RIGHE »
☆ ☆ ☆ ☆ ☆ ☆ ☆

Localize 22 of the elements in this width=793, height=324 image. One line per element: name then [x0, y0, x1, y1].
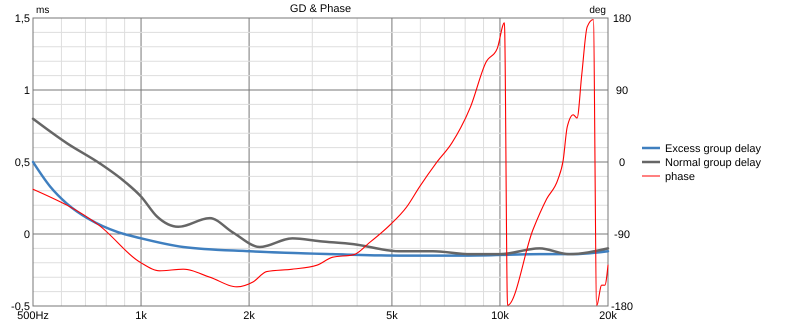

☆ ☆ ☆ ☆ ☆ ☆ ☆

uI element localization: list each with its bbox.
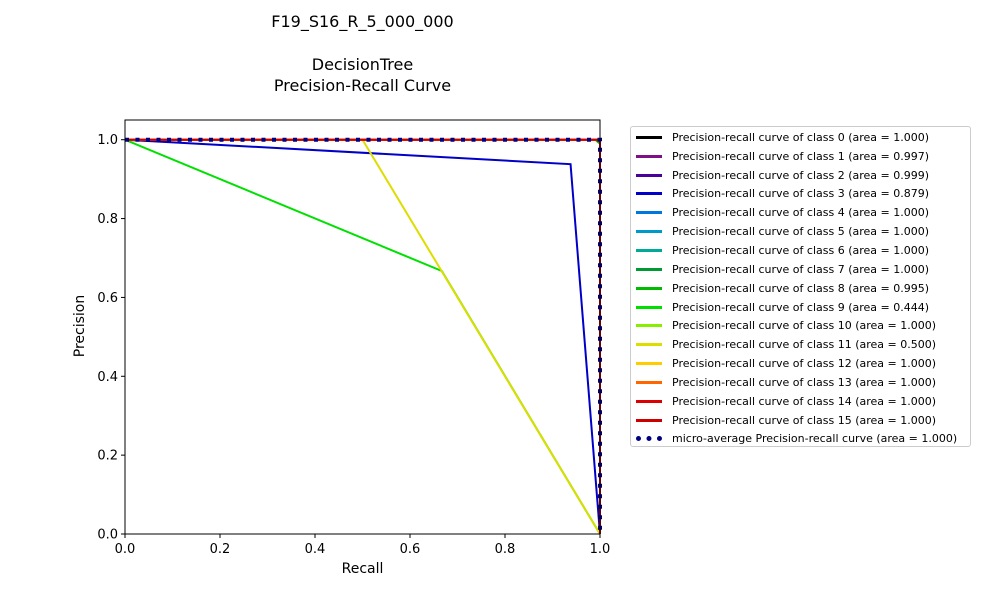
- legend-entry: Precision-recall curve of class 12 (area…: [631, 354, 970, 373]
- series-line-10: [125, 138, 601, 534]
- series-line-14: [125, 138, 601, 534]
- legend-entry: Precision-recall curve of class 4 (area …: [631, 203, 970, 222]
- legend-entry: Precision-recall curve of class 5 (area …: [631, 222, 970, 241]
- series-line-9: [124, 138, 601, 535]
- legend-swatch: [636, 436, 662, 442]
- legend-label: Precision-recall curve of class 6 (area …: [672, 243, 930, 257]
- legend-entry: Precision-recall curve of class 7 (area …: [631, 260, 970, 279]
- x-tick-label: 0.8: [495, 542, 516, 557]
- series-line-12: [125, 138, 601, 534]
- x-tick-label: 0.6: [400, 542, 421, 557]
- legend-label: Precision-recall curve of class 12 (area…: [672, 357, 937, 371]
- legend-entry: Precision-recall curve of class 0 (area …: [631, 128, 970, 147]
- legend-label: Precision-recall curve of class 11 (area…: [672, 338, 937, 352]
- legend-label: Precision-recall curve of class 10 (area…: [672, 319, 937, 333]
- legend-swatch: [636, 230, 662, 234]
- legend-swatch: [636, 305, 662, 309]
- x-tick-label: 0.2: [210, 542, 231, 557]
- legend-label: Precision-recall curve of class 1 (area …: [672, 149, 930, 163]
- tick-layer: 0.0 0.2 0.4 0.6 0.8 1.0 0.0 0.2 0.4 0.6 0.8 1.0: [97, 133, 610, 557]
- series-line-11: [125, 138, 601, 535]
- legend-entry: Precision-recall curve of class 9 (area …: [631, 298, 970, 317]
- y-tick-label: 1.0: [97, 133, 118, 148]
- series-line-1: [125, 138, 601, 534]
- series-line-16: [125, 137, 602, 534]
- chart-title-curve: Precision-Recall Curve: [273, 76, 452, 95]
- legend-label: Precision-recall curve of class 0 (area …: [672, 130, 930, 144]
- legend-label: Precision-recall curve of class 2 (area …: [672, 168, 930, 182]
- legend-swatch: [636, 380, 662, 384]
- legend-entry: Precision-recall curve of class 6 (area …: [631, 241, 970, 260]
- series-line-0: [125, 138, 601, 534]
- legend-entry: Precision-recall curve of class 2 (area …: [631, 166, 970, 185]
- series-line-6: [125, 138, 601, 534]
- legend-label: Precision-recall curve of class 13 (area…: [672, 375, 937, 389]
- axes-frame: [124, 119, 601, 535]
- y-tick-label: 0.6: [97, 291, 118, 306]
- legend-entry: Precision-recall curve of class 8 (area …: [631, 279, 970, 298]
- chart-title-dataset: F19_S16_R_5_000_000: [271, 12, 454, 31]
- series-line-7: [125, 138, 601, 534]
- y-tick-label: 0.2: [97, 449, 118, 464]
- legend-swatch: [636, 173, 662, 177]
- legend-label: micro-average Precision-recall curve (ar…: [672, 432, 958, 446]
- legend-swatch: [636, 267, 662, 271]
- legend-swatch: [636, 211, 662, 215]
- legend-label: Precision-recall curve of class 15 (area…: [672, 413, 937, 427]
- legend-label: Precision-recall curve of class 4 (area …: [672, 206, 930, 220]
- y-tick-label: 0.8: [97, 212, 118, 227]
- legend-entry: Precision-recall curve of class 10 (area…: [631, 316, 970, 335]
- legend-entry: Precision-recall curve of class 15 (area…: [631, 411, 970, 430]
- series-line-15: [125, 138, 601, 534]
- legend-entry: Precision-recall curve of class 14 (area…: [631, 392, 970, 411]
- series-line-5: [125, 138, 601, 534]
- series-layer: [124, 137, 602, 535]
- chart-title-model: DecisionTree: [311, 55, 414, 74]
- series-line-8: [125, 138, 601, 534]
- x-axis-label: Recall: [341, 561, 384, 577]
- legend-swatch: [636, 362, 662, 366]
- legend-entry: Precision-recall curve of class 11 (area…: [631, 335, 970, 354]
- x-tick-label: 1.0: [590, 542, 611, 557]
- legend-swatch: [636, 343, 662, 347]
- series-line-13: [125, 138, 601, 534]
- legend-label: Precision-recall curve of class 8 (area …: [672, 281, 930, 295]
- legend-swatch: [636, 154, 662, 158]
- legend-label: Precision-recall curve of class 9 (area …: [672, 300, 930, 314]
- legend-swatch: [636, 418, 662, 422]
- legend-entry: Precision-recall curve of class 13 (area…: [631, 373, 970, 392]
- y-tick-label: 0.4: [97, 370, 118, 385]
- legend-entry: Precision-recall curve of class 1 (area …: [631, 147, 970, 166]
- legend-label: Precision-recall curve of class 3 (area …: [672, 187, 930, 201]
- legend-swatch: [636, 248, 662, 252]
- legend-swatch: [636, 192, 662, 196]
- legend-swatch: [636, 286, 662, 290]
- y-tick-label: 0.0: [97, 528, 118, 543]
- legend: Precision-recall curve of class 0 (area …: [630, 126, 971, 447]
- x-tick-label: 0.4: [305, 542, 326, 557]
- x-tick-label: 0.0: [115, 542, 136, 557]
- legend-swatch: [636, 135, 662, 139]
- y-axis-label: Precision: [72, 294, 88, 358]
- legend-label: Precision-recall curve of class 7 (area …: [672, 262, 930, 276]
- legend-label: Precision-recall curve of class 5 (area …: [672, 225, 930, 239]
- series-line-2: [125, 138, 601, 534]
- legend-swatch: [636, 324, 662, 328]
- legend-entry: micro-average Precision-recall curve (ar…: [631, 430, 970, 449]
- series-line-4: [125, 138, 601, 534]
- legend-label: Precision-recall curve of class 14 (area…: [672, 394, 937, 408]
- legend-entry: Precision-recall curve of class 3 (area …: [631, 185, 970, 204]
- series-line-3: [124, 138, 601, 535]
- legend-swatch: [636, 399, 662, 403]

☆ ☆ ☆ ☆ ☆ ☆ ☆

DESCRIZIONE DEL COMPITO » Riscrivi il tratto dell'elenco che inizia dalla riga contenente "uI element localization: list" e termina dopo quella contenente "- x-tick-label: 0.6: [400, 542, 421, 557]", sostituendo "legend-entry" con "voce-legenda" e lasciando invariato tutto il resto. Ometti le immagini.

ESERCIZIO SVOLTO »
uI element localization: list each with its bbox.
- voce-legenda: Precision-recall curve of class 12 (area…: [631, 354, 970, 373]
- series-line-10: [125, 138, 601, 534]
- series-line-14: [125, 138, 601, 534]
- voce-legenda: Precision-recall curve of class 4 (area …: [631, 203, 970, 222]
- voce-legenda: Precision-recall curve of class 5 (area …: [631, 222, 970, 241]
- series-line-9: [124, 138, 601, 535]
- legend-swatch: [636, 436, 662, 442]
- legend-label: Precision-recall curve of class 6 (area …: [672, 243, 930, 257]
- voce-legenda: Precision-recall curve of class 7 (area …: [631, 260, 970, 279]
- x-tick-label: 0.8: [495, 542, 516, 557]
- series-line-12: [125, 138, 601, 534]
- x-tick-label: 0.6: [400, 542, 421, 557]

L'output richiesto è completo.